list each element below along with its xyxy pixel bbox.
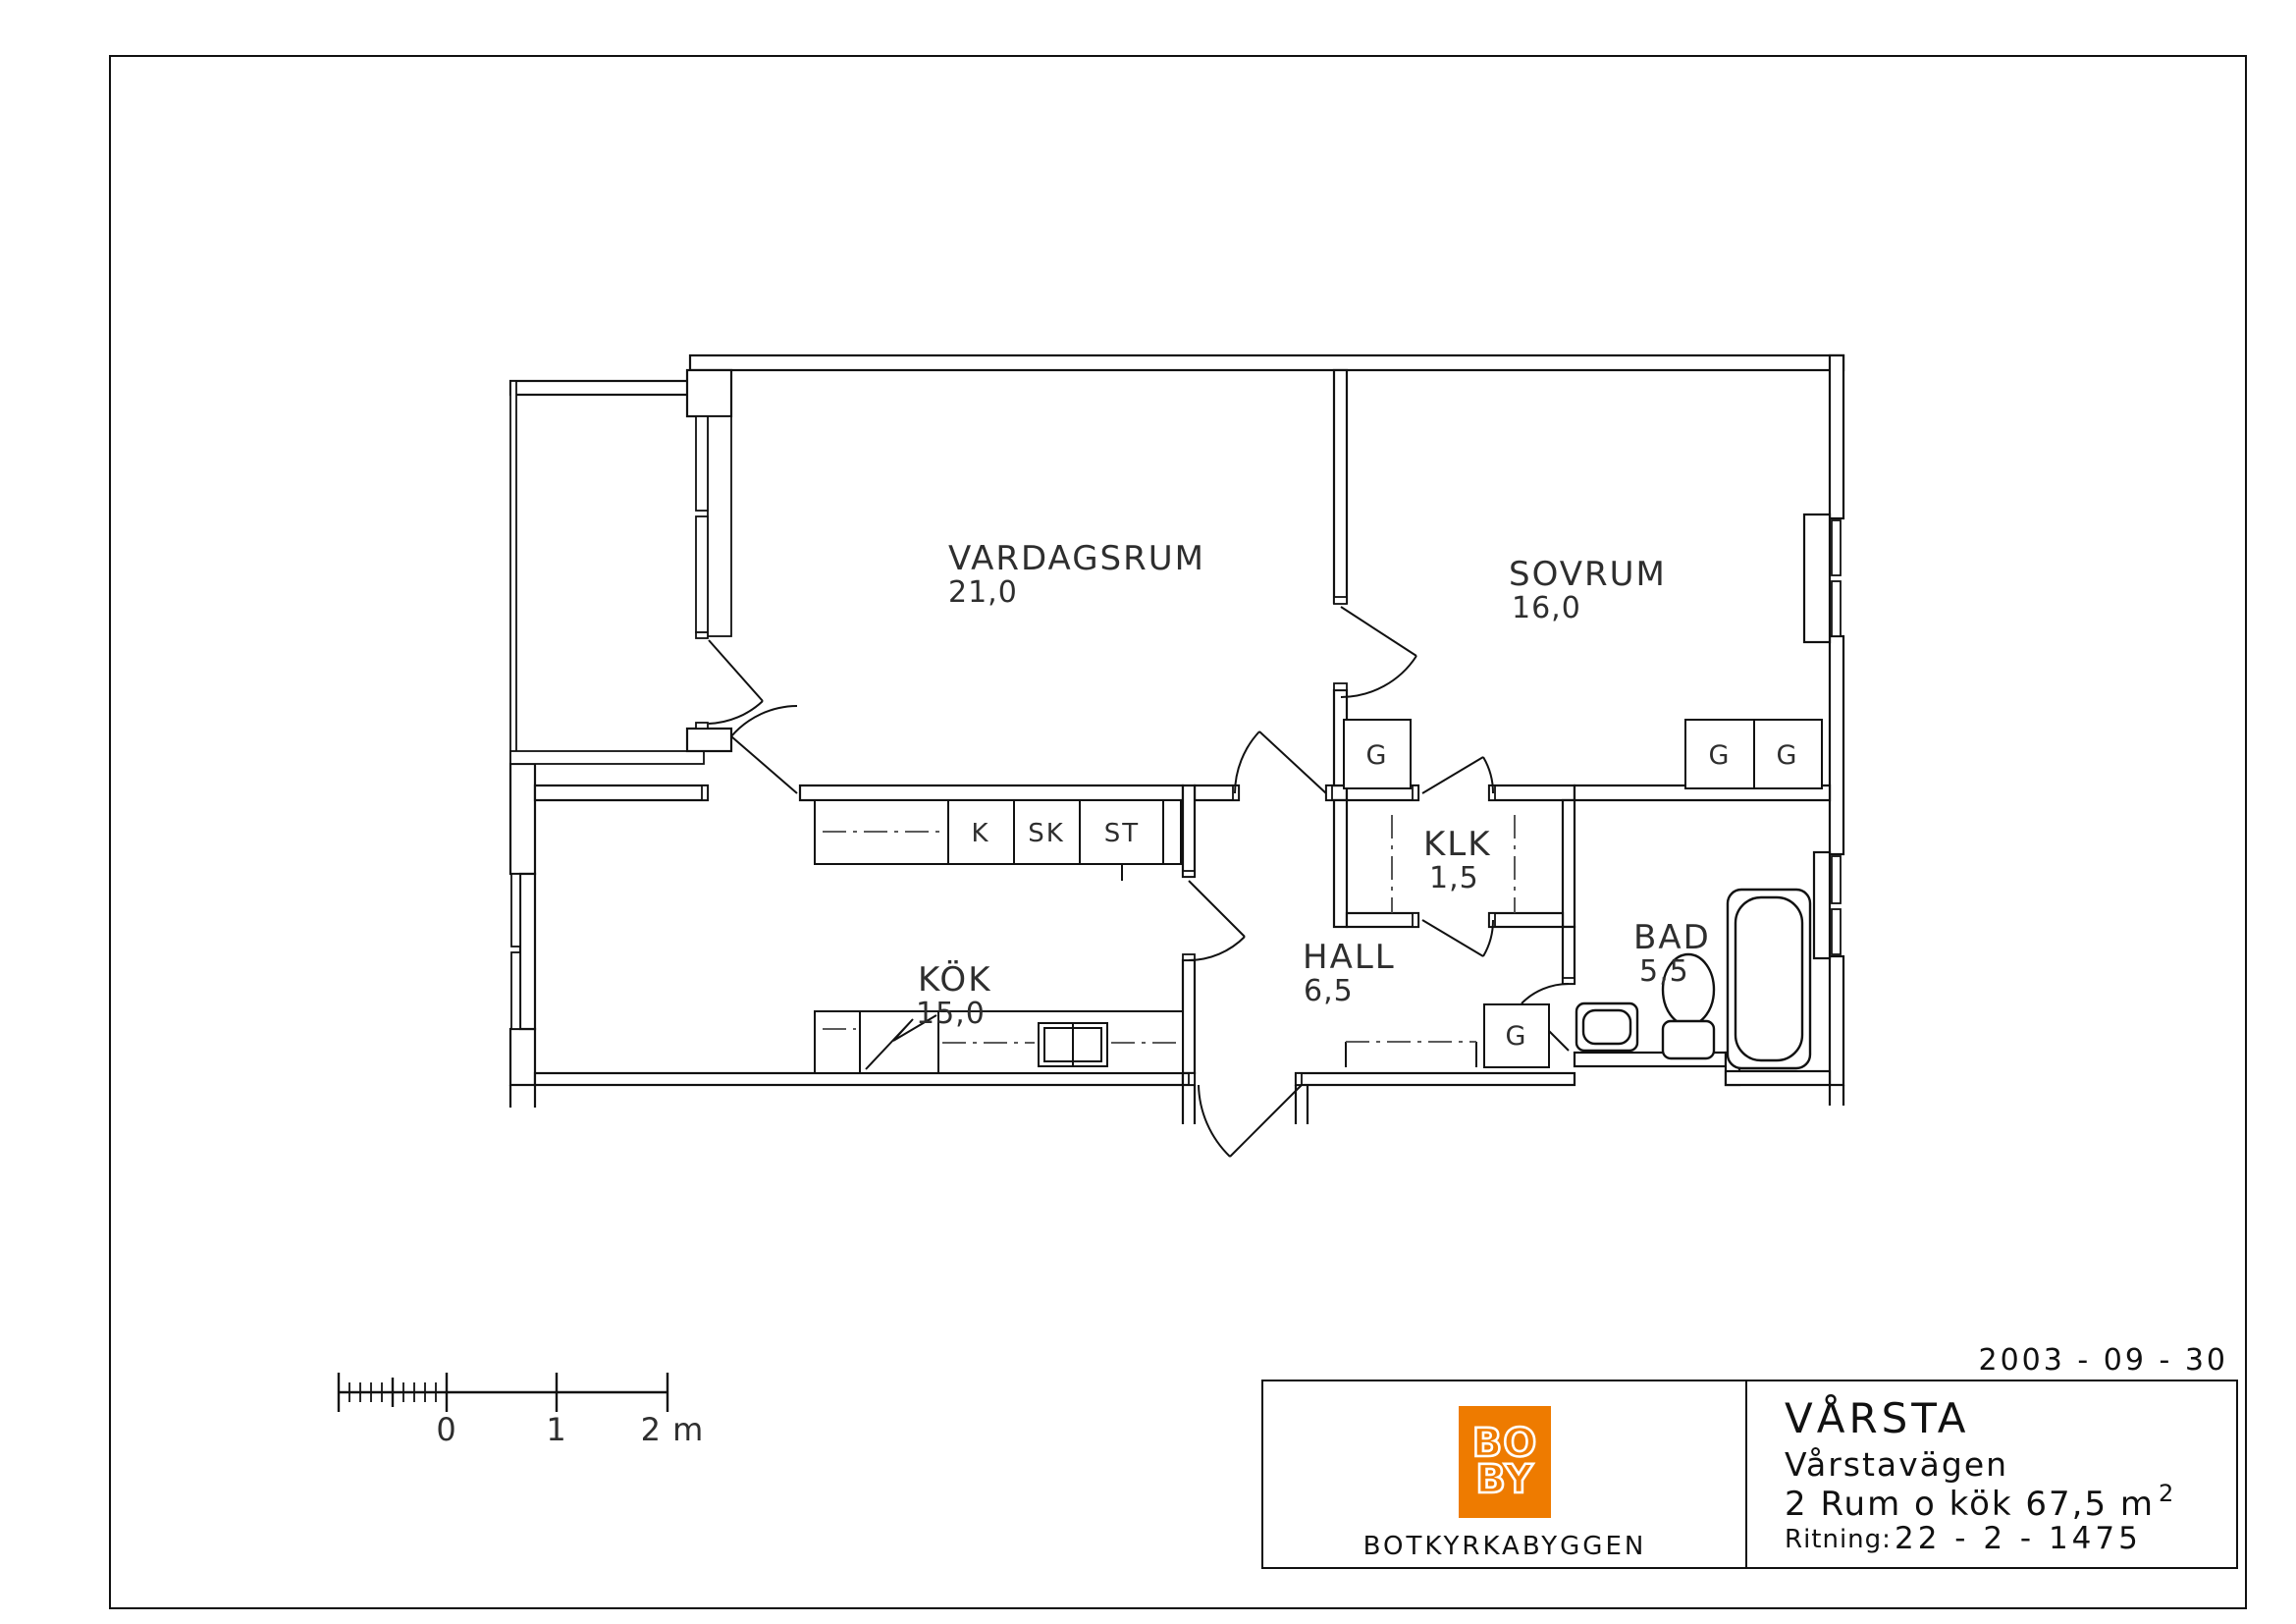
room-area-sovrum: 16,0	[1512, 594, 1581, 623]
room-label-bad: BAD	[1633, 921, 1711, 954]
closet-label: G	[1777, 742, 1799, 769]
company-name: BOTKYRKABYGGEN	[1363, 1532, 1647, 1561]
logo-text-line2: BY	[1475, 1462, 1533, 1498]
closet-label: G	[1366, 742, 1389, 769]
room-area-kok: 15,0	[916, 1000, 986, 1029]
apartment-sup: 2	[2159, 1480, 2175, 1507]
apartment-description: 2 Rum o kök 67,5 m2	[1785, 1480, 2175, 1524]
washbasin-inner	[1583, 1010, 1630, 1044]
cabinet-label-k: K	[971, 821, 989, 846]
room-label-klk: KLK	[1423, 828, 1492, 861]
room-area-hall: 6,5	[1304, 977, 1354, 1006]
room-label-sovrum: SOVRUM	[1509, 558, 1667, 591]
room-area-bad: 5,5	[1639, 957, 1689, 987]
room-label-vardagsrum: VARDAGSRUM	[948, 542, 1205, 575]
room-label-hall: HALL	[1303, 941, 1396, 974]
boby-logo: BO BY	[1459, 1406, 1551, 1518]
bathroom-fixtures	[1576, 890, 1810, 1068]
drawing-number-label: Ritning:	[1785, 1525, 1892, 1554]
wall-continuation-stubs	[510, 1085, 1843, 1124]
drawing-date: 2003 - 09 - 30	[1979, 1343, 2229, 1378]
project-street: Vårstavägen	[1785, 1445, 2008, 1484]
cabinet-label-st: ST	[1104, 821, 1140, 846]
title-block-divider	[1745, 1380, 1747, 1569]
apartment-text: 2 Rum o kök 67,5 m	[1785, 1485, 2155, 1524]
room-area-vardagsrum: 21,0	[948, 578, 1018, 608]
room-label-kok: KÖK	[918, 963, 992, 997]
scale-bar	[339, 1373, 667, 1412]
bathtub-inner	[1735, 897, 1802, 1060]
cabinet-label-sk: SK	[1028, 821, 1065, 846]
room-area-klk: 1,5	[1429, 864, 1479, 893]
scale-tick-1: 1	[546, 1414, 566, 1445]
scale-tick-2m: 2 m	[641, 1414, 705, 1445]
scale-tick-0: 0	[436, 1414, 456, 1445]
toilet-tank	[1663, 1021, 1714, 1058]
project-area-name: VÅRSTA	[1785, 1394, 1969, 1442]
floorplan-sheet: VARDAGSRUM 21,0 SOVRUM 16,0 KÖK 15,0 HAL…	[0, 0, 2296, 1624]
kitchen-cabinets	[815, 800, 1476, 1073]
closet-label: G	[1709, 742, 1732, 769]
closet-label: G	[1506, 1023, 1528, 1050]
drawing-number-value: 22 - 2 - 1475	[1895, 1521, 2142, 1556]
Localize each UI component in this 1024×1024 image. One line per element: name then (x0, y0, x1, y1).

******************************

Convert the lines of the records above into a Markdown table with the columns "Row" and "Line", numbering each row and omitting blank lines and the pictures.

| Row | Line |
|---|---|
| 1 | list each element below along with its xyxy pixel bbox. |
| 2 | room-area-sovrum: 16,0	[1512, 594, 1581, 623] |
| 3 | room-label-bad: BAD	[1633, 921, 1711, 954] |
| 4 | closet-label: G	[1777, 742, 1799, 769] |
| 5 | company-name: BOTKYRKABYGGEN	[1363, 1532, 1647, 1561] |
| 6 | logo-text-line2: BY	[1475, 1462, 1533, 1498] |
| 7 | closet-label: G	[1366, 742, 1389, 769] |
| 8 | room-area-kok: 15,0	[916, 1000, 986, 1029] |
| 9 | apartment-sup: 2	[2159, 1480, 2175, 1507] |
| 10 | apartment-description: 2 Rum o kök 67,5 m2	[1785, 1480, 2175, 1524] |
| 11 | washbasin-inner	[1583, 1010, 1630, 1044] |
| 12 | cabinet-label-k: K	[971, 821, 989, 846] |
| 13 | room-label-klk: KLK	[1423, 828, 1492, 861] |
| 14 | room-area-hall: 6,5	[1304, 977, 1354, 1006] |
| 15 | room-label-sovrum: SOVRUM	[1509, 558, 1667, 591] |
| 16 | room-area-bad: 5,5	[1639, 957, 1689, 987] |
| 17 | room-label-vardagsrum: VARDAGSRUM	[948, 542, 1205, 575] |
| 18 | room-label-hall: HALL	[1303, 941, 1396, 974] |
| 19 | boby-logo: BO BY	[1459, 1406, 1551, 1518] |
| 20 | bathroom-fixtures	[1576, 890, 1810, 1068] |
| 21 | drawing-number-label: Ritning:	[1785, 1525, 1892, 1554] |
| 22 | wall-continuation-stubs	[510, 1085, 1843, 1124] |
| 23 | drawing-date: 2003 - 09 - 30	[1979, 1343, 2229, 1378] |
| 24 | project-street: Vårstavägen	[1785, 1445, 2008, 1484] |
| 25 | cabinet-label-st: ST	[1104, 821, 1140, 846] |
| 26 | title-block-divider	[1745, 1380, 1747, 1569] |
| 27 | apartment-text: 2 Rum o kök 67,5 m	[1785, 1485, 2155, 1524] |
| 28 | room-area-vardagsrum: 21,0	[948, 578, 1018, 608] |
| 29 | room-label-kok: KÖK	[918, 963, 992, 997] |
| 30 | scale-bar	[339, 1373, 667, 1412] |
| 31 | bathtub-inner	[1735, 897, 1802, 1060] |
| 32 | cabinet-label-sk: SK	[1028, 821, 1065, 846] |
| 33 | room-area-klk: 1,5	[1429, 864, 1479, 893] |
| 34 | scale-tick-1: 1	[546, 1414, 566, 1445] |
| 35 | scale-tick-2m: 2 m	[641, 1414, 705, 1445] |
| 36 | scale-tick-0: 0	[436, 1414, 456, 1445] |
| 37 | toilet-tank	[1663, 1021, 1714, 1058] |
| 38 | project-area-name: VÅRSTA	[1785, 1394, 1969, 1442] |
| 39 | floorplan-sheet: VARDAGSRUM 21,0 SOVRUM 16,0 KÖK 15,0 HAL…	[0, 0, 2296, 1624] |
| 40 | kitchen-cabinets	[815, 800, 1476, 1073] |
| 41 | closet-label: G	[1709, 742, 1732, 769] |
| 42 | closet-label: G	[1506, 1023, 1528, 1050] |
| 43 | drawing-number-value: 22 - 2 - 1475	[1895, 1521, 2142, 1556] |
| 44 | Localize each UI component in this 1024×1024 image. One line per element: name then (x0, y0, x1, y1). |